--- BEGIN ---

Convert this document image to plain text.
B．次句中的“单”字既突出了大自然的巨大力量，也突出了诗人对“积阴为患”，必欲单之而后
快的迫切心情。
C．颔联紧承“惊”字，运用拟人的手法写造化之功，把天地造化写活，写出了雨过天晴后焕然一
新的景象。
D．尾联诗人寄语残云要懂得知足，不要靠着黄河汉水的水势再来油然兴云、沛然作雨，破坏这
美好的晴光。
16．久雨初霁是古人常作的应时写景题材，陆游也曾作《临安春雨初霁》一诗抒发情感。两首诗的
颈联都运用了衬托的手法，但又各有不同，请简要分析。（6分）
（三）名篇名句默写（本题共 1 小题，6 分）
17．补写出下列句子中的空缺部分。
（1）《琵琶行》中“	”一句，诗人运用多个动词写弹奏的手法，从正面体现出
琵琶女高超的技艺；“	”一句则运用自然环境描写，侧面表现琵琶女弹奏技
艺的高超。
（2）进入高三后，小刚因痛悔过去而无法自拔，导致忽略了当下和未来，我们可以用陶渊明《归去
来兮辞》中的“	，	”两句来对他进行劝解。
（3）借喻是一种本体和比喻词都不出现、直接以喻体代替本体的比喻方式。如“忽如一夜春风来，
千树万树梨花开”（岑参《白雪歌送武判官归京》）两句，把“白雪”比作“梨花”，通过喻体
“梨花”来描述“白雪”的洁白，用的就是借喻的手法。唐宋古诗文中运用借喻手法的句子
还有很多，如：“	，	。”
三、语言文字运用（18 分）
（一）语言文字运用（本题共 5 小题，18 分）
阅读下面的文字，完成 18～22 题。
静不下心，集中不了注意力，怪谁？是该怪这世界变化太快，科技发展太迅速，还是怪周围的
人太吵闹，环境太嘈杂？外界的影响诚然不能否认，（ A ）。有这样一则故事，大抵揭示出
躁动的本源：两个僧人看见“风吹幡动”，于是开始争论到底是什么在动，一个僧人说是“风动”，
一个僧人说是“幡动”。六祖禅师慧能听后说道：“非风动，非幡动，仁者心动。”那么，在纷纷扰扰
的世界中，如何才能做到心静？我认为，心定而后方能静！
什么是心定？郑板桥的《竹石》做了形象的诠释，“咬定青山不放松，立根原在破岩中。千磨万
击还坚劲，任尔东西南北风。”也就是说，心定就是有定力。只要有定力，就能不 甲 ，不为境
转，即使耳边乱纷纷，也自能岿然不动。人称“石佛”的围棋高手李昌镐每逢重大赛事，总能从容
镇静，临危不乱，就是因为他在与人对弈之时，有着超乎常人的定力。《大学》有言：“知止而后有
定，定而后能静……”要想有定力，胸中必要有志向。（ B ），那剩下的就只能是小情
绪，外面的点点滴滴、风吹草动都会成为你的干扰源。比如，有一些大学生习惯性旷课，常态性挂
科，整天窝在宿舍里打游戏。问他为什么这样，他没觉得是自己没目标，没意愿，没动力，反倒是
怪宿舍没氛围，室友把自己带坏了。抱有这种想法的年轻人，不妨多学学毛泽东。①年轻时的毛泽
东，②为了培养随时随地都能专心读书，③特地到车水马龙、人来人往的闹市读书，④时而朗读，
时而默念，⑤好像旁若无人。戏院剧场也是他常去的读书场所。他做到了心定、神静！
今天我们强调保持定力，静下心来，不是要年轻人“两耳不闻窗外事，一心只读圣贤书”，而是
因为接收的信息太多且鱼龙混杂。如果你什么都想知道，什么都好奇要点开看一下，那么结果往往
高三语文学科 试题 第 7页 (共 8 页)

--- END ---
--- BEGIN ---

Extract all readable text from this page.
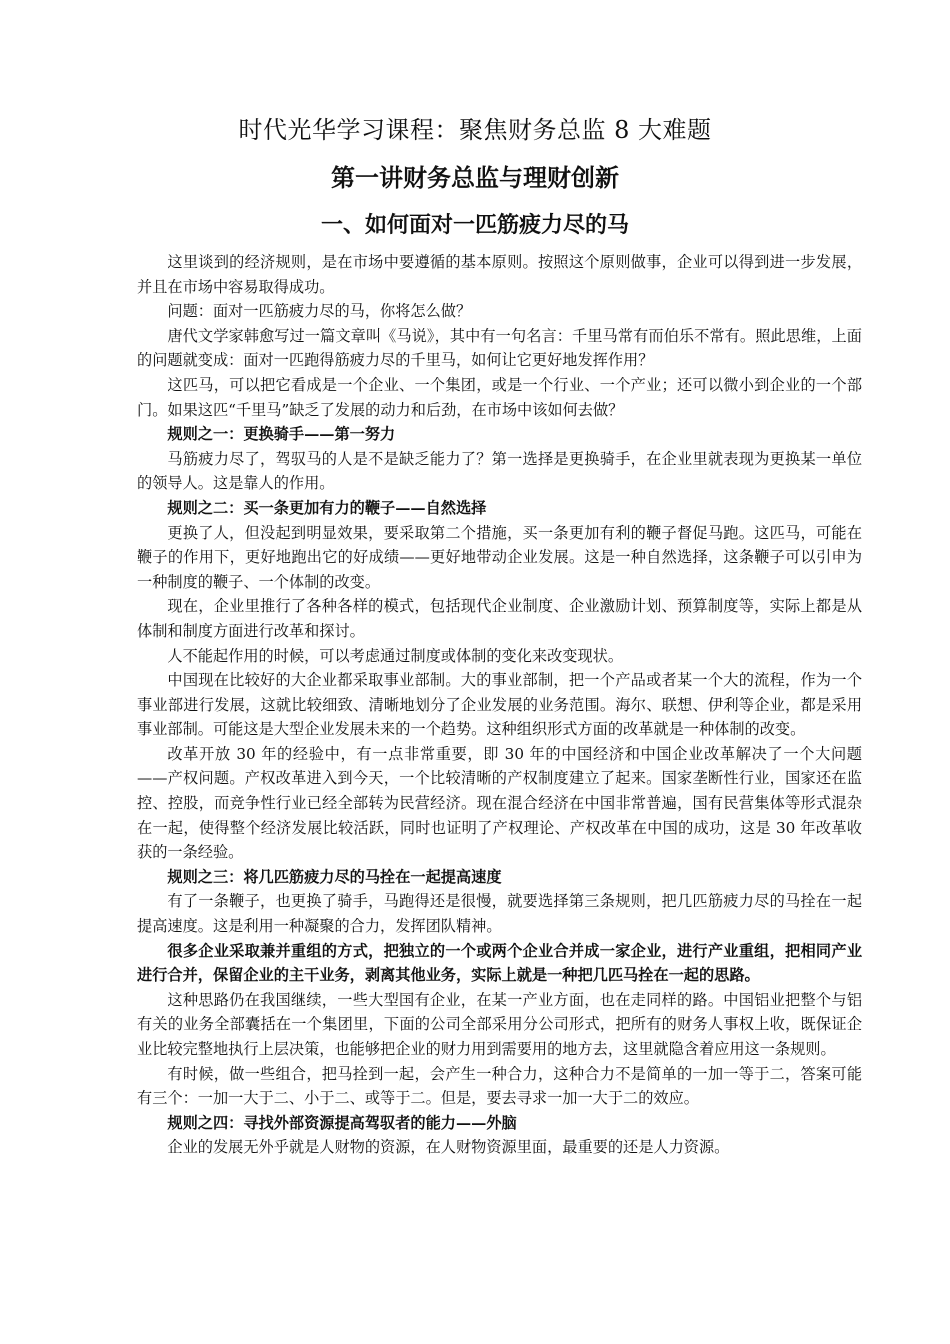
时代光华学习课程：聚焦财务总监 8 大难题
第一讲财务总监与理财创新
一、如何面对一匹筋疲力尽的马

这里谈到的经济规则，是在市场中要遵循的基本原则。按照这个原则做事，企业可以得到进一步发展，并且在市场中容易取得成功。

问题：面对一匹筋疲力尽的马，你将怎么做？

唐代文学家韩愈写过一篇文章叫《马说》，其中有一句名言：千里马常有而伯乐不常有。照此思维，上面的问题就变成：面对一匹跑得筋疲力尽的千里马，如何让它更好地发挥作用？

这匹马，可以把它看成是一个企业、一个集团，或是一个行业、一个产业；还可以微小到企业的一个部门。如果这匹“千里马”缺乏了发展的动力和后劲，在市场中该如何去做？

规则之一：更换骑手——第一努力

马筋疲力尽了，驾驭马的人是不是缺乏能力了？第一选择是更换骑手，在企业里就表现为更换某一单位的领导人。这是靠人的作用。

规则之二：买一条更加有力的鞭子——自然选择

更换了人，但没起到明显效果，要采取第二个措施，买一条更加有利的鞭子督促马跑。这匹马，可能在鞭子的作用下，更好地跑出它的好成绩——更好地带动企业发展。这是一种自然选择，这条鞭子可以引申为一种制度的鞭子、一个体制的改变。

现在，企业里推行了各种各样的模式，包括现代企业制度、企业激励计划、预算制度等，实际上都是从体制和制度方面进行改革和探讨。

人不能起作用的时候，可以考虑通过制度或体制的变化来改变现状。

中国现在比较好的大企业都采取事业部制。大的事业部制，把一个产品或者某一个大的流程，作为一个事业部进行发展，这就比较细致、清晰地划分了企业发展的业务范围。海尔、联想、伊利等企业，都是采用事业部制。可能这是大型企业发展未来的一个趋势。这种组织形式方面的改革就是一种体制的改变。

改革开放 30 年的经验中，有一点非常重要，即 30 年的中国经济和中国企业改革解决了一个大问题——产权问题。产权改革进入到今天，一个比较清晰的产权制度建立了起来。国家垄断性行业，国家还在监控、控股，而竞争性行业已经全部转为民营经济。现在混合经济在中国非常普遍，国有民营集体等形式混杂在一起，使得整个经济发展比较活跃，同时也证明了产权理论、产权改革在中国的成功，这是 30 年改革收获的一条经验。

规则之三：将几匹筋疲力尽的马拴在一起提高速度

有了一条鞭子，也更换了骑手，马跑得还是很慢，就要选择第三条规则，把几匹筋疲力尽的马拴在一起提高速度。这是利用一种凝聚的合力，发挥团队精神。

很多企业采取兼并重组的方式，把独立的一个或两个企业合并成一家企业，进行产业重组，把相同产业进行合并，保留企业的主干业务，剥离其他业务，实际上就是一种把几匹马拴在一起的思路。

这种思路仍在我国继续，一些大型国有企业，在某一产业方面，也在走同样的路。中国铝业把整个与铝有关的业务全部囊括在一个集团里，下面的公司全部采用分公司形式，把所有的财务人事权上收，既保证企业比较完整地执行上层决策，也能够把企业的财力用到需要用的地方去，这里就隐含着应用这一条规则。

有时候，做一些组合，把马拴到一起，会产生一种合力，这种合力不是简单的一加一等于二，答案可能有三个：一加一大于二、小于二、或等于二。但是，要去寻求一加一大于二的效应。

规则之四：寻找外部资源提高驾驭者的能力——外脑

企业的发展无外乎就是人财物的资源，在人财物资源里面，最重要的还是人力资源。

--- END ---

> _STATED EXERCISE_
Copy out each line in the preceding records that contains "text".

> _WRITTEN SOLUTION_
Convert this document image to plain text.
Extract all readable text from this page.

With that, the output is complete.